┌─ Exercise data

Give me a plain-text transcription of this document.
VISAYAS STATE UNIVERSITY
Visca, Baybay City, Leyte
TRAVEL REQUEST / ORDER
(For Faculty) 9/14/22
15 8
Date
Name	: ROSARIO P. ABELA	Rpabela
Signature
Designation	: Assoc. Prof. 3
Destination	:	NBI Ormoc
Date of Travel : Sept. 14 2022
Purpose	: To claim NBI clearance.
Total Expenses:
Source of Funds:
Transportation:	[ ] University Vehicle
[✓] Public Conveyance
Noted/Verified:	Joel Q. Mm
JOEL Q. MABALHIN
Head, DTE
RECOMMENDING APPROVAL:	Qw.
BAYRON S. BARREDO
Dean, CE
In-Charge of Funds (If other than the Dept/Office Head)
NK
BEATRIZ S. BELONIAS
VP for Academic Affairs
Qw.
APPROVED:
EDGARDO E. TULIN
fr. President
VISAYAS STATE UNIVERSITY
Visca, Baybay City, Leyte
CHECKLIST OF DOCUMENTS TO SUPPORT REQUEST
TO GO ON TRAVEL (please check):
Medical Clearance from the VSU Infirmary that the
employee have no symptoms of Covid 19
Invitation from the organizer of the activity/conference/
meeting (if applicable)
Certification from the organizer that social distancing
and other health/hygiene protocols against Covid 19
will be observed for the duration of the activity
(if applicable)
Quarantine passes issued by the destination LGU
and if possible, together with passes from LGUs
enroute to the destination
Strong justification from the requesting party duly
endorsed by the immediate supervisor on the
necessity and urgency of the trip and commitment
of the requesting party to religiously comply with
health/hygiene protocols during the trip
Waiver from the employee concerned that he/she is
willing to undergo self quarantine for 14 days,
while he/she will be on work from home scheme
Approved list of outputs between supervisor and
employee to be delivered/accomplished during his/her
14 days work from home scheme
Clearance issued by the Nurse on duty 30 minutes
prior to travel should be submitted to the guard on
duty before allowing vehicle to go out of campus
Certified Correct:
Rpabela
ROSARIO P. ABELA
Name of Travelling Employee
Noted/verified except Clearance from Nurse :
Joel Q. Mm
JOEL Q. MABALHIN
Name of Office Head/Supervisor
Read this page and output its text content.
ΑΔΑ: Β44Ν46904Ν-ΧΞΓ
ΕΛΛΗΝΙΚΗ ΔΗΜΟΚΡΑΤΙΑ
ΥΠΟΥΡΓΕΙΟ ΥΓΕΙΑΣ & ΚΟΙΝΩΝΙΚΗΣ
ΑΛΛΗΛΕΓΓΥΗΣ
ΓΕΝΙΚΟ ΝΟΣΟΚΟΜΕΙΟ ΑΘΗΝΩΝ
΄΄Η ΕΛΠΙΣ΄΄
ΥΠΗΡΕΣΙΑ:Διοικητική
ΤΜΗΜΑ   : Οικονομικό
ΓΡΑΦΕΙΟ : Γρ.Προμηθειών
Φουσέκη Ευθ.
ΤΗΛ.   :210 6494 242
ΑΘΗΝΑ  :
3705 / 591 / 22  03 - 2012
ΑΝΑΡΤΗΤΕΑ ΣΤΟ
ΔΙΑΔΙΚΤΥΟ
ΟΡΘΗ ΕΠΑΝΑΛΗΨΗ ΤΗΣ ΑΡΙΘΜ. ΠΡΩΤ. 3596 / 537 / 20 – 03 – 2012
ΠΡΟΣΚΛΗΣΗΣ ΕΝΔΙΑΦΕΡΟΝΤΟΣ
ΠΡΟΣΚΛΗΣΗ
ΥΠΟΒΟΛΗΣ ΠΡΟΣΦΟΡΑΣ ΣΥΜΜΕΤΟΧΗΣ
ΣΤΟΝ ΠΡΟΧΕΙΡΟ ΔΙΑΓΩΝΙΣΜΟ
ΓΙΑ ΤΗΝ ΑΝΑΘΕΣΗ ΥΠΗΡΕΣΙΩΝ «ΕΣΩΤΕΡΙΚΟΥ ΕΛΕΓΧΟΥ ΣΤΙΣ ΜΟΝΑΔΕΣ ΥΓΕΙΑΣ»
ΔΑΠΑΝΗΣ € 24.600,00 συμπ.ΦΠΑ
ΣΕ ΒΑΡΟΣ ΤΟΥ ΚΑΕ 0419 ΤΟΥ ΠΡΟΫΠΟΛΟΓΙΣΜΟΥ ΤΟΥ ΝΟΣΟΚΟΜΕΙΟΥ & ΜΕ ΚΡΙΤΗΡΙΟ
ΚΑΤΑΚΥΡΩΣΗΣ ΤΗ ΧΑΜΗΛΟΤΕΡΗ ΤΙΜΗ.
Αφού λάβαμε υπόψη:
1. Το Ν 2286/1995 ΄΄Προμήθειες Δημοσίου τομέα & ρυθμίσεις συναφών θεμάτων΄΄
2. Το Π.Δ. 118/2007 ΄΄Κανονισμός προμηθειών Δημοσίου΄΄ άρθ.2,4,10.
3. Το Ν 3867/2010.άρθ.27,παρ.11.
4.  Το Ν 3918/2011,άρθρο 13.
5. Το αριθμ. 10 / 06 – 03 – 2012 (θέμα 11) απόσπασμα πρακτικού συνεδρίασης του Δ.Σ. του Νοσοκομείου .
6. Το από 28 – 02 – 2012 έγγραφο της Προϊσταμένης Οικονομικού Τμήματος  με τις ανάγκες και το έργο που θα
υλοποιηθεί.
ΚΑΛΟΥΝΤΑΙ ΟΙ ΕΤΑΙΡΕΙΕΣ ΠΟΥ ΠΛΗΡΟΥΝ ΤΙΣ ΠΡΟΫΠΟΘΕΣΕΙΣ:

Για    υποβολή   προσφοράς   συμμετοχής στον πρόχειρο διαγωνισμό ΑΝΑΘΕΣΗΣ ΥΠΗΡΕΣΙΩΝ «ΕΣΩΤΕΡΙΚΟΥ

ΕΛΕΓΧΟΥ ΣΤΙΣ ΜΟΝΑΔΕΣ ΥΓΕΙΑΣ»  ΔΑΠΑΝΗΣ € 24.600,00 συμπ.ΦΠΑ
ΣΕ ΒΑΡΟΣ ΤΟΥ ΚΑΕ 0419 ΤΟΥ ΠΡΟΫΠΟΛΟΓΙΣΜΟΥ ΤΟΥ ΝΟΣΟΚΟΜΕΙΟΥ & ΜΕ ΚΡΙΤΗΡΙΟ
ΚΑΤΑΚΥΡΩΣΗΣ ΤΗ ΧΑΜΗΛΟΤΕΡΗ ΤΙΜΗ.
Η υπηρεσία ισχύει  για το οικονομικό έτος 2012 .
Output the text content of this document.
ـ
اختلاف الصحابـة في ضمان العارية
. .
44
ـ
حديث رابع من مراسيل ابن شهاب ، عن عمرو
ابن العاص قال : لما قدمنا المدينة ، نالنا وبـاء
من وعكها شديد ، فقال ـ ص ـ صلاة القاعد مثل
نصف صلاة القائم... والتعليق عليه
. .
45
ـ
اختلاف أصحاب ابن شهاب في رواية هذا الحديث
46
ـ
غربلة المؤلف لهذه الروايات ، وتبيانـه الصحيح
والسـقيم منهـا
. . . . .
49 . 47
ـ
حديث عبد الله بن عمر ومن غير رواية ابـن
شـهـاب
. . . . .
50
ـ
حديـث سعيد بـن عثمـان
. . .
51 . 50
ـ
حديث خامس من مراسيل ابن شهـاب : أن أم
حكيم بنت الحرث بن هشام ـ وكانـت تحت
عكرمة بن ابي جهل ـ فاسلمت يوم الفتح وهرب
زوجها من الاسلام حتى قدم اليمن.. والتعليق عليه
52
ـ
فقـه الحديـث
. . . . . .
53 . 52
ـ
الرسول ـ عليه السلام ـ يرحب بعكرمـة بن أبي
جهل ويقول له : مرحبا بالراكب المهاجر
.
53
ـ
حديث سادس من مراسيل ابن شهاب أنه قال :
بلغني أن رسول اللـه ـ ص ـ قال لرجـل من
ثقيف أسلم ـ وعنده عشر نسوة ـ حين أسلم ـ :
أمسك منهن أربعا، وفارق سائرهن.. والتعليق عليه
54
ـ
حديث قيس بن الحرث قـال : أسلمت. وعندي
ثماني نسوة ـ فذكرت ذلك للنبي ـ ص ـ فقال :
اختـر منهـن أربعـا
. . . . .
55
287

└─

-- Task details --
Determine how many lines in the data above contain the string "hygiene". Give nothing except the number.

-- Solution below --
2